- STATED TASK -
Skip the pictures and extract all of the lines exactly as written.
[Start of SUPPLIED RECORDS]
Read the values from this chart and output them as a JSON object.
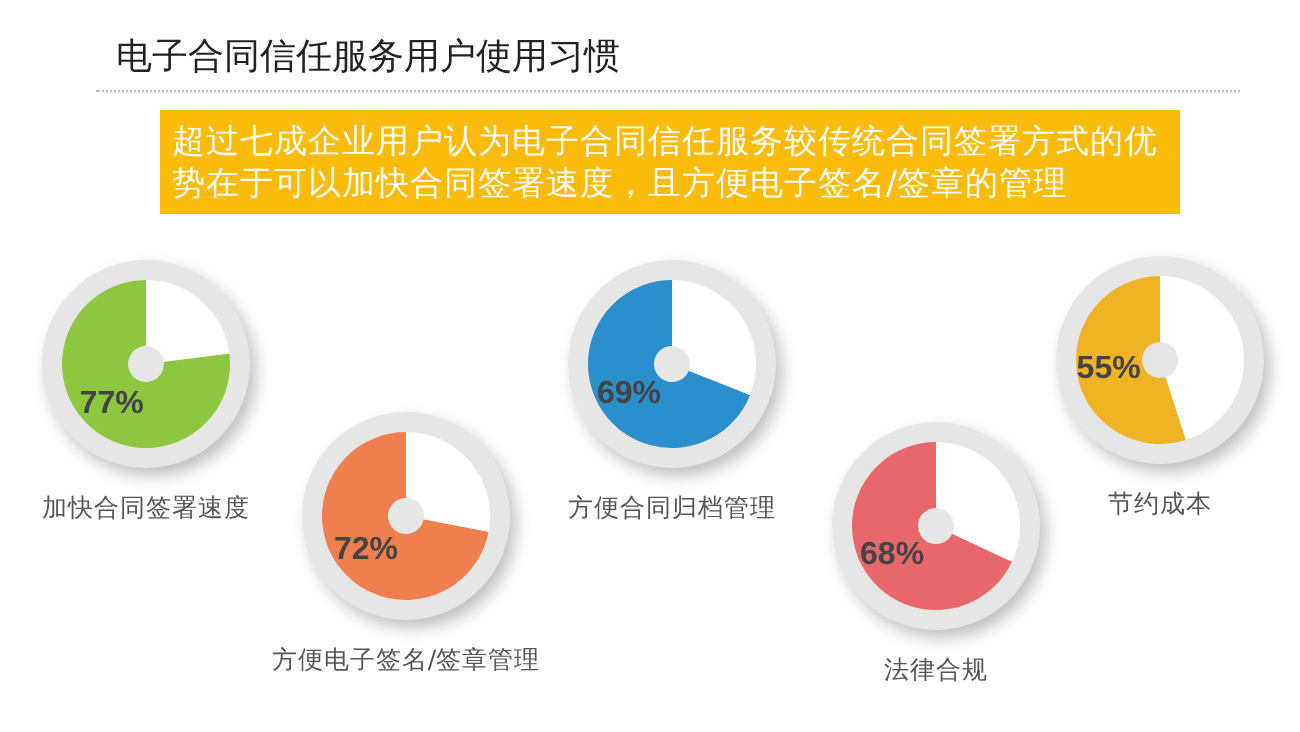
{
  "chart_data": [
    {
      "type": "other",
      "title": "电子合同信任服务用户使用习惯",
      "subtitle": "超过七成企业用户认为电子合同信任服务较传统合同签署方式的优势在于可以加快合同签署速度，且方便电子签名/签章的管理"
    },
    {
      "type": "donut",
      "title": "加快合同签署速度",
      "categories": [
        null,
        null
      ],
      "values": [
        77,
        23
      ],
      "colors": [
        "#8dc63f",
        "#ffffff"
      ],
      "value_labels": [
        "77%",
        null
      ]
    },
    {
      "type": "donut",
      "title": "方便电子签名/签章管理",
      "categories": [
        null,
        null
      ],
      "values": [
        72,
        28
      ],
      "colors": [
        "#f07f4f",
        "#ffffff"
      ],
      "value_labels": [
        "72%",
        null
      ]
    },
    {
      "type": "donut",
      "title": "方便合同归档管理",
      "categories": [
        null,
        null
      ],
      "values": [
        69,
        31
      ],
      "colors": [
        "#2a8fca",
        "#ffffff"
      ],
      "value_labels": [
        "69%",
        null
      ]
    },
    {
      "type": "donut",
      "title": "法律合规",
      "categories": [
        null,
        null
      ],
      "values": [
        68,
        32
      ],
      "colors": [
        "#e8676b",
        "#ffffff"
      ],
      "value_labels": [
        "68%",
        null
      ]
    },
    {
      "type": "donut",
      "title": "节约成本",
      "categories": [
        null,
        null
      ],
      "values": [
        55,
        45
      ],
      "colors": [
        "#f0b323",
        "#ffffff"
      ],
      "value_labels": [
        "55%",
        null
      ]
    }
  ]
}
[End of SUPPLIED RECORDS]
- FINISHED EXERCISE -
Read the values from this chart and output them as a JSON object.
{
  "chart_data": [
    {
      "type": "other",
      "title": "电子合同信任服务用户使用习惯",
      "subtitle": "超过七成企业用户认为电子合同信任服务较传统合同签署方式的优势在于可以加快合同签署速度，且方便电子签名/签章的管理"
    },
    {
      "type": "donut",
      "title": "加快合同签署速度",
      "categories": [
        null,
        null
      ],
      "values": [
        77,
        23
      ],
      "colors": [
        "#8dc63f",
        "#ffffff"
      ],
      "value_labels": [
        "77%",
        null
      ]
    },
    {
      "type": "donut",
      "title": "方便电子签名/签章管理",
      "categories": [
        null,
        null
      ],
      "values": [
        72,
        28
      ],
      "colors": [
        "#f07f4f",
        "#ffffff"
      ],
      "value_labels": [
        "72%",
        null
      ]
    },
    {
      "type": "donut",
      "title": "方便合同归档管理",
      "categories": [
        null,
        null
      ],
      "values": [
        69,
        31
      ],
      "colors": [
        "#2a8fca",
        "#ffffff"
      ],
      "value_labels": [
        "69%",
        null
      ]
    },
    {
      "type": "donut",
      "title": "法律合规",
      "categories": [
        null,
        null
      ],
      "values": [
        68,
        32
      ],
      "colors": [
        "#e8676b",
        "#ffffff"
      ],
      "value_labels": [
        "68%",
        null
      ]
    },
    {
      "type": "donut",
      "title": "节约成本",
      "categories": [
        null,
        null
      ],
      "values": [
        55,
        45
      ],
      "colors": [
        "#f0b323",
        "#ffffff"
      ],
      "value_labels": [
        "55%",
        null
      ]
    }
  ]
}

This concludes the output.